• **Exercise**: Find how many lines contain "Пермский" and state only that number.

• **Task data**:
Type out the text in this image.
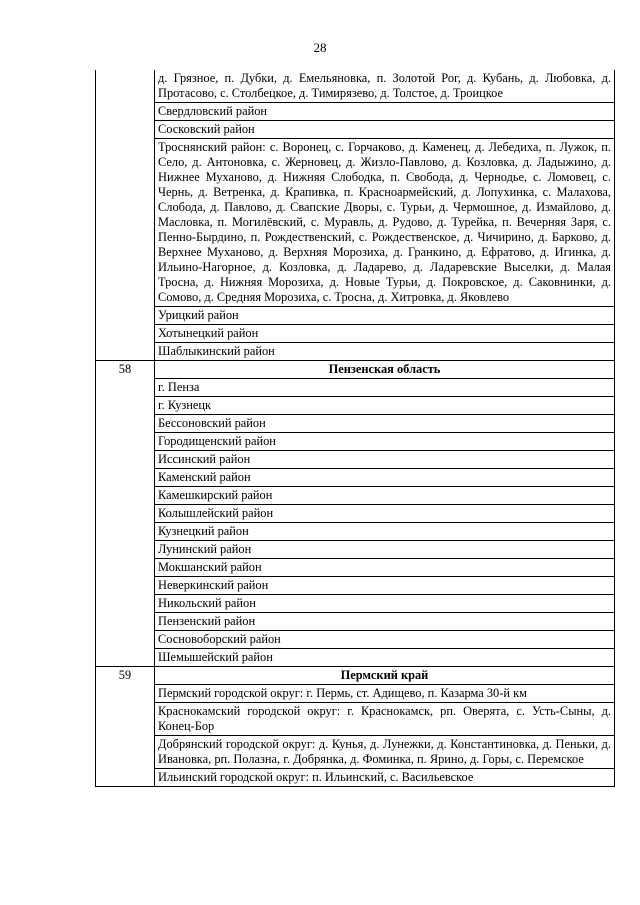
28
	д. Грязное, п. Дубки, д. Емельяновка, п. Золотой Рог, д. Кубань, д. Любовка, д. Протасово, с. Столбецкое, д. Тимирязево, д. Толстое, д. Троицкое
	Свердловский район
	Сосковский район
	Троснянский район: с. Воронец, с. Горчаково, д. Каменец, д. Лебедиха, п. Лужок, п. Село, д. Антоновка, с. Жерновец, д. Жизло-Павлово, д. Козловка, д. Ладыжино, д. Нижнее Муханово, д. Нижняя Слободка, п. Свобода, д. Чернодье, с. Ломовец, с. Чернь, д. Ветренка, д. Крапивка, п. Красноармейский, д. Лопухинка, с. Малахова, Слобода, д. Павлово, д. Свапские Дворы, с. Турьи, д. Чермошное, д. Измайлово, д. Масловка, п. Могилёвский, с. Муравль, д. Рудово, д. Турейка, п. Вечерняя Заря, с. Пенно-Бырдино, п. Рождественский, с. Рождественское, д. Чичирино, д. Барково, д. Верхнее Муханово, д. Верхняя Морозиха, д. Гранкино, д. Ефратово, д. Игинка, д. Ильино-Нагорное, д. Козловка, д. Ладарево, д. Ладаревские Выселки, д. Малая Тросна, д. Нижняя Морозиха, д. Новые Турьи, д. Покровское, д. Саковнинки, д. Сомово, д. Средняя Морозиха, с. Тросна, д. Хитровка, д. Яковлево
	Урицкий район
	Хотынецкий район
	Шаблыкинский район
58	Пензенская область
	г. Пенза
	г. Кузнецк
	Бессоновский район
	Городищенский район
	Иссинский район
	Каменский район
	Камешкирский район
	Колышлейский район
	Кузнецкий район
	Лунинский район
	Мокшанский район
	Неверкинский район
	Никольский район
	Пензенский район
	Сосновоборский район
	Шемышейский район
59	Пермский край
	Пермский городской округ: г. Пермь, ст. Адищево, п. Казарма 30-й км
	Краснокамский городской округ: г. Краснокамск, рп. Оверята, с. Усть-Сыны, д. Конец-Бор
	Добрянский городской округ: д. Кунья, д. Лунежки, д. Константиновка, д. Пеньки, д. Ивановка, рп. Полазна, г. Добрянка, д. Фоминка, п. Ярино, д. Горы, с. Перемское
	Ильинский городской округ: п. Ильинский, с. Васильевское
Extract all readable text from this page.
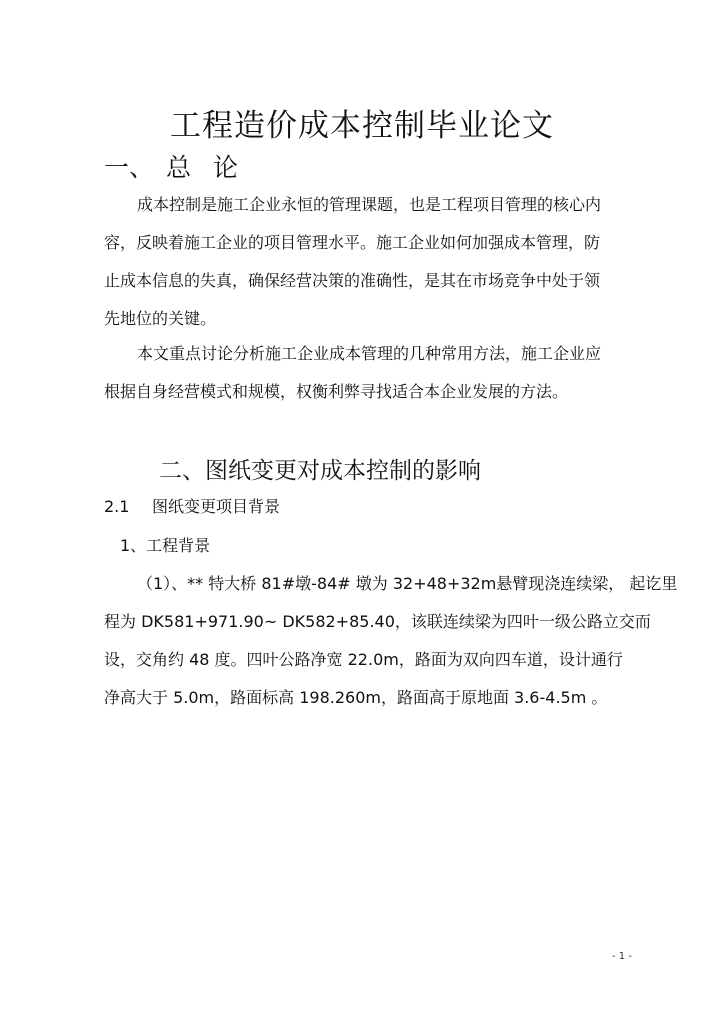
工程造价成本控制毕业论文
一、 总 论

成本控制是施工企业永恒的管理课题，也是工程项目管理的核心内

容，反映着施工企业的项目管理水平。施工企业如何加强成本管理，防

止成本信息的失真，确保经营决策的准确性，是其在市场竞争中处于领

先地位的关键。

本文重点讨论分析施工企业成本管理的几种常用方法，施工企业应

根据自身经营模式和规模，权衡利弊寻找适合本企业发展的方法。

二、图纸变更对成本控制的影响
2.1 图纸变更项目背景
1、工程背景

（1）、** 特大桥 81#墩-84# 墩为 32+48+32m悬臂现浇连续梁， 起讫里

程为 DK581+971.90~ DK582+85.40，该联连续梁为四叶一级公路立交而

设，交角约 48 度。四叶公路净宽 22.0m，路面为双向四车道，设计通行

净高大于 5.0m，路面标高 198.260m，路面高于原地面 3.6-4.5m 。

- 1 -
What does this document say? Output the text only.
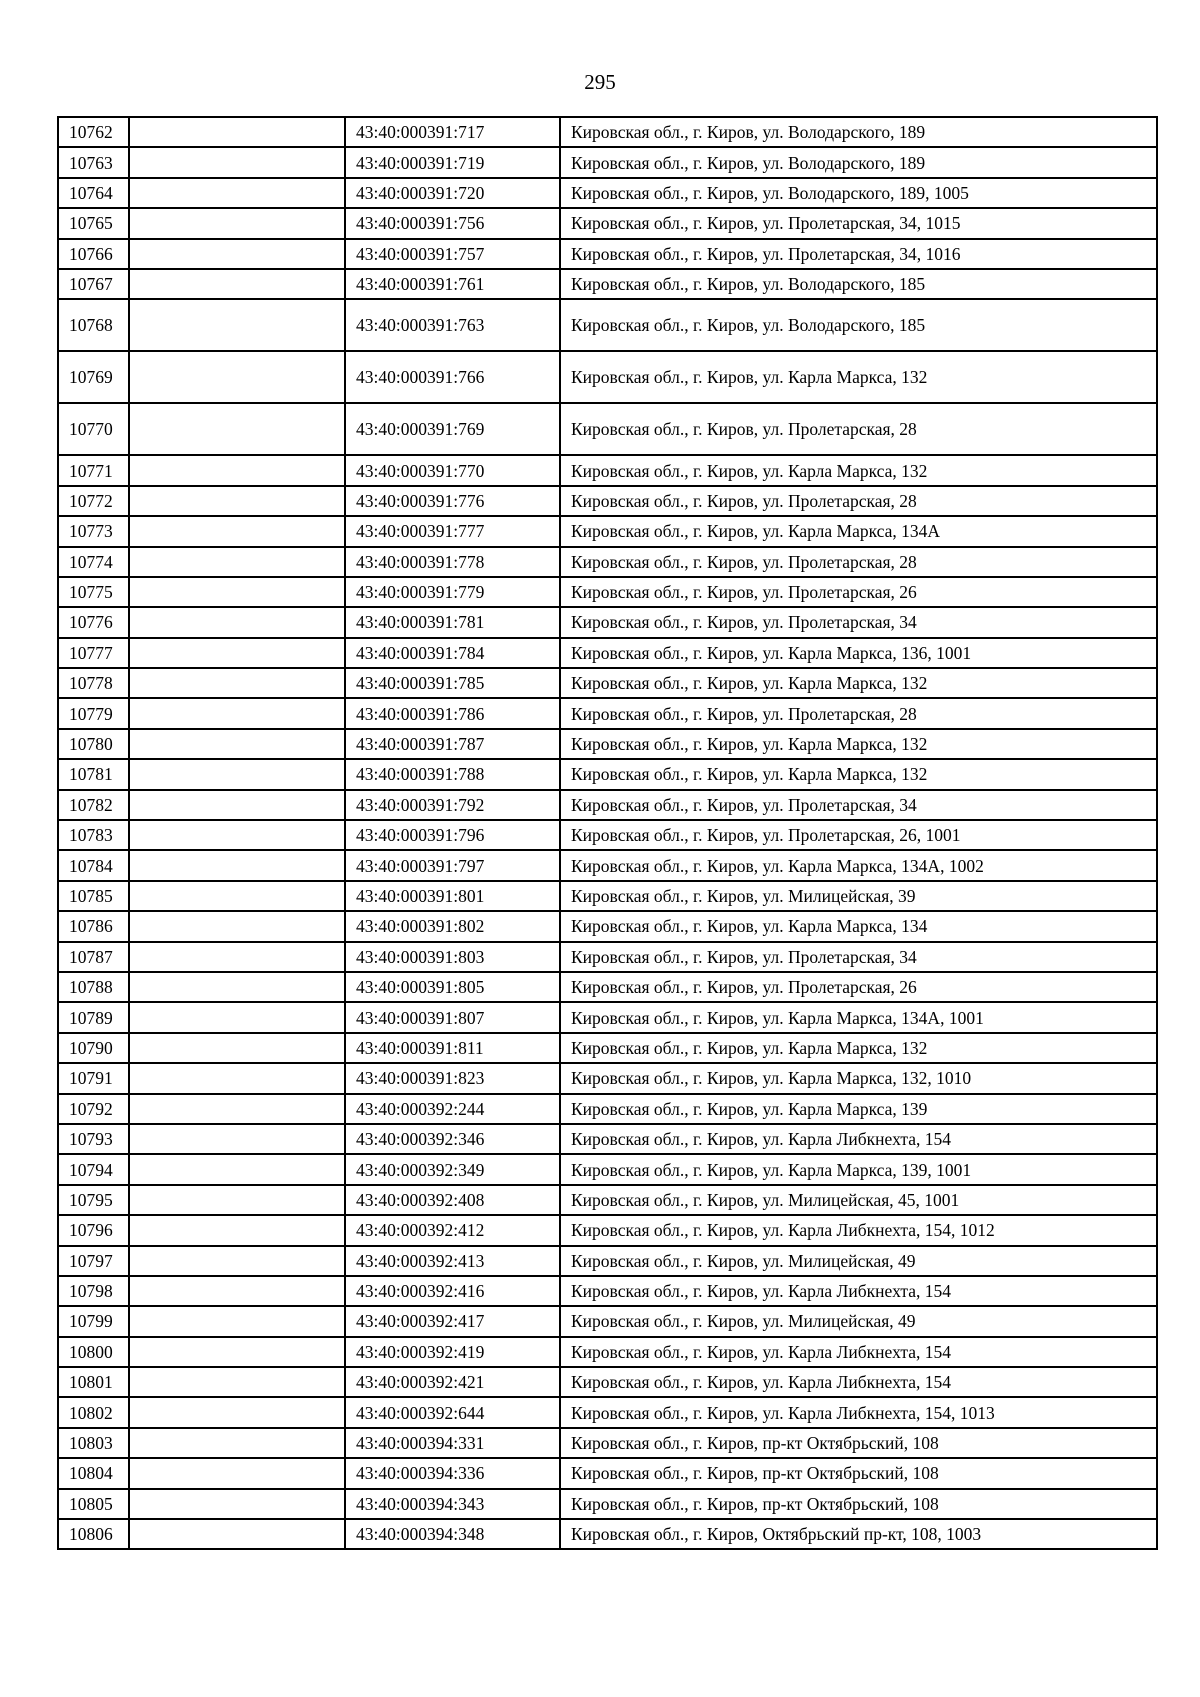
295
10762		43:40:000391:717	Кировская обл., г. Киров, ул. Володарского, 189
10763		43:40:000391:719	Кировская обл., г. Киров, ул. Володарского, 189
10764		43:40:000391:720	Кировская обл., г. Киров, ул. Володарского, 189, 1005
10765		43:40:000391:756	Кировская обл., г. Киров, ул. Пролетарская, 34, 1015
10766		43:40:000391:757	Кировская обл., г. Киров, ул. Пролетарская, 34, 1016
10767		43:40:000391:761	Кировская обл., г. Киров, ул. Володарского, 185
10768		43:40:000391:763	Кировская обл., г. Киров, ул. Володарского, 185
10769		43:40:000391:766	Кировская обл., г. Киров, ул. Карла Маркса, 132
10770		43:40:000391:769	Кировская обл., г. Киров, ул. Пролетарская, 28
10771		43:40:000391:770	Кировская обл., г. Киров, ул. Карла Маркса, 132
10772		43:40:000391:776	Кировская обл., г. Киров, ул. Пролетарская, 28
10773		43:40:000391:777	Кировская обл., г. Киров, ул. Карла Маркса, 134А
10774		43:40:000391:778	Кировская обл., г. Киров, ул. Пролетарская, 28
10775		43:40:000391:779	Кировская обл., г. Киров, ул. Пролетарская, 26
10776		43:40:000391:781	Кировская обл., г. Киров, ул. Пролетарская, 34
10777		43:40:000391:784	Кировская обл., г. Киров, ул. Карла Маркса, 136, 1001
10778		43:40:000391:785	Кировская обл., г. Киров, ул. Карла Маркса, 132
10779		43:40:000391:786	Кировская обл., г. Киров, ул. Пролетарская, 28
10780		43:40:000391:787	Кировская обл., г. Киров, ул. Карла Маркса, 132
10781		43:40:000391:788	Кировская обл., г. Киров, ул. Карла Маркса, 132
10782		43:40:000391:792	Кировская обл., г. Киров, ул. Пролетарская, 34
10783		43:40:000391:796	Кировская обл., г. Киров, ул. Пролетарская, 26, 1001
10784		43:40:000391:797	Кировская обл., г. Киров, ул. Карла Маркса, 134А, 1002
10785		43:40:000391:801	Кировская обл., г. Киров, ул. Милицейская, 39
10786		43:40:000391:802	Кировская обл., г. Киров, ул. Карла Маркса, 134
10787		43:40:000391:803	Кировская обл., г. Киров, ул. Пролетарская, 34
10788		43:40:000391:805	Кировская обл., г. Киров, ул. Пролетарская, 26
10789		43:40:000391:807	Кировская обл., г. Киров, ул. Карла Маркса, 134А, 1001
10790		43:40:000391:811	Кировская обл., г. Киров, ул. Карла Маркса, 132
10791		43:40:000391:823	Кировская обл., г. Киров, ул. Карла Маркса, 132, 1010
10792		43:40:000392:244	Кировская обл., г. Киров, ул. Карла Маркса, 139
10793		43:40:000392:346	Кировская обл., г. Киров, ул. Карла Либкнехта, 154
10794		43:40:000392:349	Кировская обл., г. Киров, ул. Карла Маркса, 139, 1001
10795		43:40:000392:408	Кировская обл., г. Киров, ул. Милицейская, 45, 1001
10796		43:40:000392:412	Кировская обл., г. Киров, ул. Карла Либкнехта, 154, 1012
10797		43:40:000392:413	Кировская обл., г. Киров, ул. Милицейская, 49
10798		43:40:000392:416	Кировская обл., г. Киров, ул. Карла Либкнехта, 154
10799		43:40:000392:417	Кировская обл., г. Киров, ул. Милицейская, 49
10800		43:40:000392:419	Кировская обл., г. Киров, ул. Карла Либкнехта, 154
10801		43:40:000392:421	Кировская обл., г. Киров, ул. Карла Либкнехта, 154
10802		43:40:000392:644	Кировская обл., г. Киров, ул. Карла Либкнехта, 154, 1013
10803		43:40:000394:331	Кировская обл., г. Киров, пр-кт Октябрьский, 108
10804		43:40:000394:336	Кировская обл., г. Киров, пр-кт Октябрьский, 108
10805		43:40:000394:343	Кировская обл., г. Киров, пр-кт Октябрьский, 108
10806		43:40:000394:348	Кировская обл., г. Киров, Октябрьский пр-кт, 108, 1003
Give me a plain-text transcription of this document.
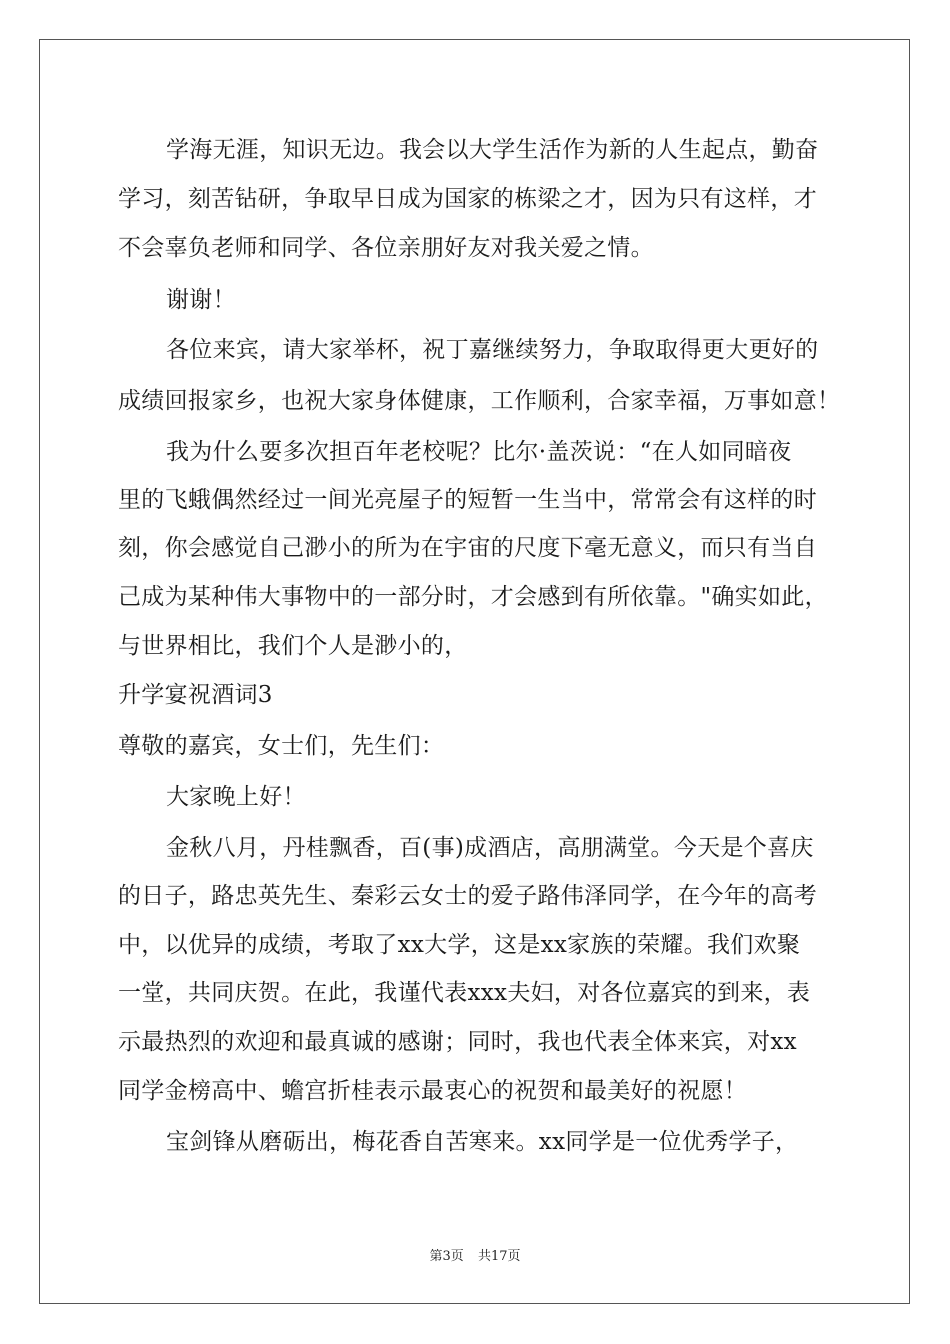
学海无涯，知识无边。我会以大学生活作为新的人生起点，勤奋
学习，刻苦钻研，争取早日成为国家的栋梁之才，因为只有这样，才
不会辜负老师和同学、各位亲朋好友对我关爱之情。
谢谢！
各位来宾，请大家举杯，祝丁嘉继续努力，争取取得更大更好的
成绩回报家乡，也祝大家身体健康，工作顺利，合家幸福，万事如意！
我为什么要多次担百年老校呢？比尔·盖茨说：“在人如同暗夜
里的飞蛾偶然经过一间光亮屋子的短暂一生当中，常常会有这样的时
刻，你会感觉自己渺小的所为在宇宙的尺度下毫无意义，而只有当自
己成为某种伟大事物中的一部分时，才会感到有所依靠。"确实如此，
与世界相比，我们个人是渺小的，
升学宴祝酒词3
尊敬的嘉宾，女士们，先生们：
大家晚上好！
金秋八月，丹桂飘香，百(事)成酒店，高朋满堂。今天是个喜庆
的日子，路忠英先生、秦彩云女士的爱子路伟泽同学，在今年的高考
中，以优异的成绩，考取了xx大学，这是xx家族的荣耀。我们欢聚
一堂，共同庆贺。在此，我谨代表xxx夫妇，对各位嘉宾的到来，表
示最热烈的欢迎和最真诚的感谢；同时，我也代表全体来宾，对xx
同学金榜高中、蟾宫折桂表示最衷心的祝贺和最美好的祝愿！
宝剑锋从磨砺出，梅花香自苦寒来。xx同学是一位优秀学子，
第3页 共17页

• **Answer to the task**: 2